--- BEGIN Provided information ---

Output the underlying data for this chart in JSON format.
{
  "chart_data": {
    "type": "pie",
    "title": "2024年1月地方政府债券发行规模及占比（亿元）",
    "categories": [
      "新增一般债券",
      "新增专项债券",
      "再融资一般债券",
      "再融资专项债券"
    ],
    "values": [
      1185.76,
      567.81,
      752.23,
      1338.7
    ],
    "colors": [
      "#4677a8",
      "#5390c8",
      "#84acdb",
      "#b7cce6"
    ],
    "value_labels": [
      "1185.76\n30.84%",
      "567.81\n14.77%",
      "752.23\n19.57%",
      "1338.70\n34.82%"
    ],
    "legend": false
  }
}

--- END Provided information ---

■ **Goal of the exercise**:
Copy down the material exactly as written.

■ **Exercise solution**:
Output the underlying data for this chart in JSON format.
{
  "chart_data": {
    "type": "pie",
    "title": "2024年1月地方政府债券发行规模及占比（亿元）",
    "categories": [
      "新增一般债券",
      "新增专项债券",
      "再融资一般债券",
      "再融资专项债券"
    ],
    "values": [
      1185.76,
      567.81,
      752.23,
      1338.7
    ],
    "colors": [
      "#4677a8",
      "#5390c8",
      "#84acdb",
      "#b7cce6"
    ],
    "value_labels": [
      "1185.76\n30.84%",
      "567.81\n14.77%",
      "752.23\n19.57%",
      "1338.70\n34.82%"
    ],
    "legend": false
  }
}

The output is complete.